Retype the records below exactly as they appear, but leave out any pictures.

• _DATA EXCERPTS_
>> Start

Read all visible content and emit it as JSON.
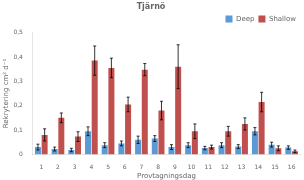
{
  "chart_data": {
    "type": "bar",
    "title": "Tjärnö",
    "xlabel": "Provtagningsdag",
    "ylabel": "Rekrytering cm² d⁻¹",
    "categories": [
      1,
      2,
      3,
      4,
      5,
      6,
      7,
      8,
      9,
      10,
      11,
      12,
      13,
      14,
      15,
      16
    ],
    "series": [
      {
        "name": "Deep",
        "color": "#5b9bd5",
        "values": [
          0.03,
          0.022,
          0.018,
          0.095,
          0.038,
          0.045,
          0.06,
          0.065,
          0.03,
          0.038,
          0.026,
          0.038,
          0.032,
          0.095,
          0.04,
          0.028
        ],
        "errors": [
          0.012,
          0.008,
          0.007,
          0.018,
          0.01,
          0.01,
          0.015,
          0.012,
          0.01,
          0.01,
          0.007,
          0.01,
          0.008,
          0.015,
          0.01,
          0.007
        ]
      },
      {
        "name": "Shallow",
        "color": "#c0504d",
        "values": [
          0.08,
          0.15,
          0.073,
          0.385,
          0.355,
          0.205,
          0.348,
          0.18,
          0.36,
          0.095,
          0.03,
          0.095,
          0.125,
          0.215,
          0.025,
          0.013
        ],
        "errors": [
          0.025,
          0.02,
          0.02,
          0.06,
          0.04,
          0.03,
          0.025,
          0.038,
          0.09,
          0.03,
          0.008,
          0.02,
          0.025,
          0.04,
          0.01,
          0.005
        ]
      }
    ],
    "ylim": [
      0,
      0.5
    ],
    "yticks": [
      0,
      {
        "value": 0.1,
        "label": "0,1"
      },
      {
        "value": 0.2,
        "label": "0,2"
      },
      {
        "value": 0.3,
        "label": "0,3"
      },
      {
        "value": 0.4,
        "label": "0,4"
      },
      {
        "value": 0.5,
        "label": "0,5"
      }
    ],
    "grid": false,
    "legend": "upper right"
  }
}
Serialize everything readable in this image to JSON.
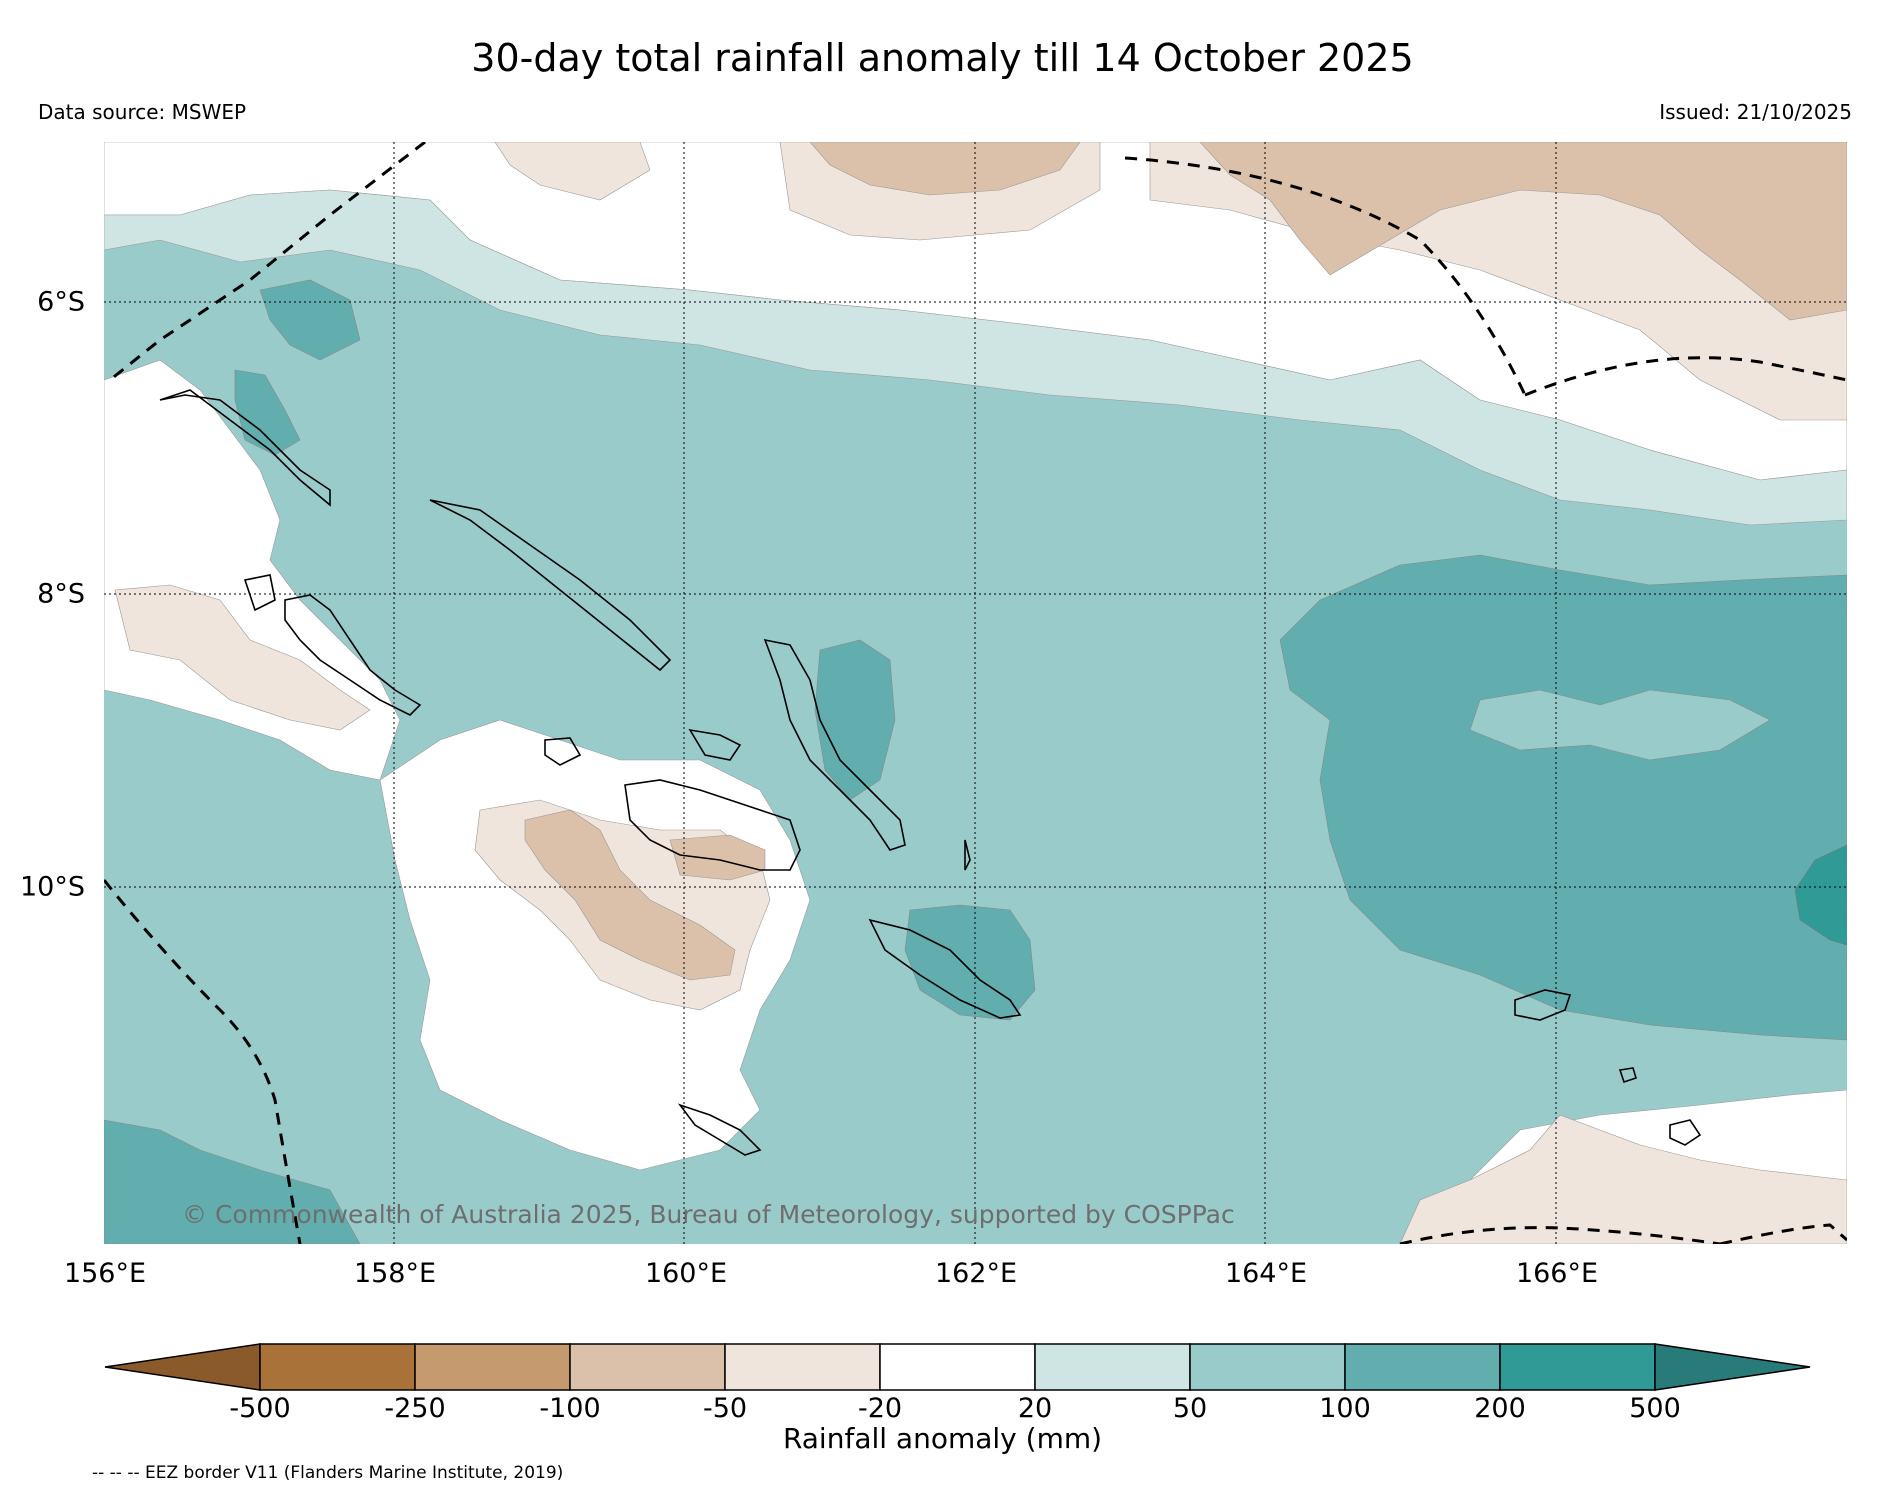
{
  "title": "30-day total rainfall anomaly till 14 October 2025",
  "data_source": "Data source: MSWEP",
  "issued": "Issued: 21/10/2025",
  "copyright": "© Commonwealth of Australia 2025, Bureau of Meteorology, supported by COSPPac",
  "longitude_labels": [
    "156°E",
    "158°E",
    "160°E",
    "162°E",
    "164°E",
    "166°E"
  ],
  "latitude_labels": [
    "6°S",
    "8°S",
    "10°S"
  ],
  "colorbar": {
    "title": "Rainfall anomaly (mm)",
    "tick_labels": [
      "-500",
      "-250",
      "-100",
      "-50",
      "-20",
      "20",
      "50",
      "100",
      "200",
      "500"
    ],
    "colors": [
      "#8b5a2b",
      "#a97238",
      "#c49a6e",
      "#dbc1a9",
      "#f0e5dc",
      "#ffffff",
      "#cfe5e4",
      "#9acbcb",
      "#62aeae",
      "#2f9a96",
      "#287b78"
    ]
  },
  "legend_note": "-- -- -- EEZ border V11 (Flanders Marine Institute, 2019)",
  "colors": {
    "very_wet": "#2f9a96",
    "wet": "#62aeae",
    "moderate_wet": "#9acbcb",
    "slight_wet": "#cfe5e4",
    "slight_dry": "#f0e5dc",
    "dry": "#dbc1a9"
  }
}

>> End

• _EXERCISE RESPONSE_
Read all visible content and emit it as JSON.
{
  "chart_data": {
    "type": "bar",
    "title": "Tjärnö",
    "xlabel": "Provtagningsdag",
    "ylabel": "Rekrytering cm² d⁻¹",
    "categories": [
      1,
      2,
      3,
      4,
      5,
      6,
      7,
      8,
      9,
      10,
      11,
      12,
      13,
      14,
      15,
      16
    ],
    "series": [
      {
        "name": "Deep",
        "color": "#5b9bd5",
        "values": [
          0.03,
          0.022,
          0.018,
          0.095,
          0.038,
          0.045,
          0.06,
          0.065,
          0.03,
          0.038,
          0.026,
          0.038,
          0.032,
          0.095,
          0.04,
          0.028
        ],
        "errors": [
          0.012,
          0.008,
          0.007,
          0.018,
          0.01,
          0.01,
          0.015,
          0.012,
          0.01,
          0.01,
          0.007,
          0.01,
          0.008,
          0.015,
          0.01,
          0.007
        ]
      },
      {
        "name": "Shallow",
        "color": "#c0504d",
        "values": [
          0.08,
          0.15,
          0.073,
          0.385,
          0.355,
          0.205,
          0.348,
          0.18,
          0.36,
          0.095,
          0.03,
          0.095,
          0.125,
          0.215,
          0.025,
          0.013
        ],
        "errors": [
          0.025,
          0.02,
          0.02,
          0.06,
          0.04,
          0.03,
          0.025,
          0.038,
          0.09,
          0.03,
          0.008,
          0.02,
          0.025,
          0.04,
          0.01,
          0.005
        ]
      }
    ],
    "ylim": [
      0,
      0.5
    ],
    "yticks": [
      0,
      {
        "value": 0.1,
        "label": "0,1"
      },
      {
        "value": 0.2,
        "label": "0,2"
      },
      {
        "value": 0.3,
        "label": "0,3"
      },
      {
        "value": 0.4,
        "label": "0,4"
      },
      {
        "value": 0.5,
        "label": "0,5"
      }
    ],
    "grid": false,
    "legend": "upper right"
  }
}
Serialize everything readable in this image to JSON.
{
  "title": "30-day total rainfall anomaly till 14 October 2025",
  "data_source": "Data source: MSWEP",
  "issued": "Issued: 21/10/2025",
  "copyright": "© Commonwealth of Australia 2025, Bureau of Meteorology, supported by COSPPac",
  "longitude_labels": [
    "156°E",
    "158°E",
    "160°E",
    "162°E",
    "164°E",
    "166°E"
  ],
  "latitude_labels": [
    "6°S",
    "8°S",
    "10°S"
  ],
  "colorbar": {
    "title": "Rainfall anomaly (mm)",
    "tick_labels": [
      "-500",
      "-250",
      "-100",
      "-50",
      "-20",
      "20",
      "50",
      "100",
      "200",
      "500"
    ],
    "colors": [
      "#8b5a2b",
      "#a97238",
      "#c49a6e",
      "#dbc1a9",
      "#f0e5dc",
      "#ffffff",
      "#cfe5e4",
      "#9acbcb",
      "#62aeae",
      "#2f9a96",
      "#287b78"
    ]
  },
  "legend_note": "-- -- -- EEZ border V11 (Flanders Marine Institute, 2019)",
  "colors": {
    "very_wet": "#2f9a96",
    "wet": "#62aeae",
    "moderate_wet": "#9acbcb",
    "slight_wet": "#cfe5e4",
    "slight_dry": "#f0e5dc",
    "dry": "#dbc1a9"
  }
}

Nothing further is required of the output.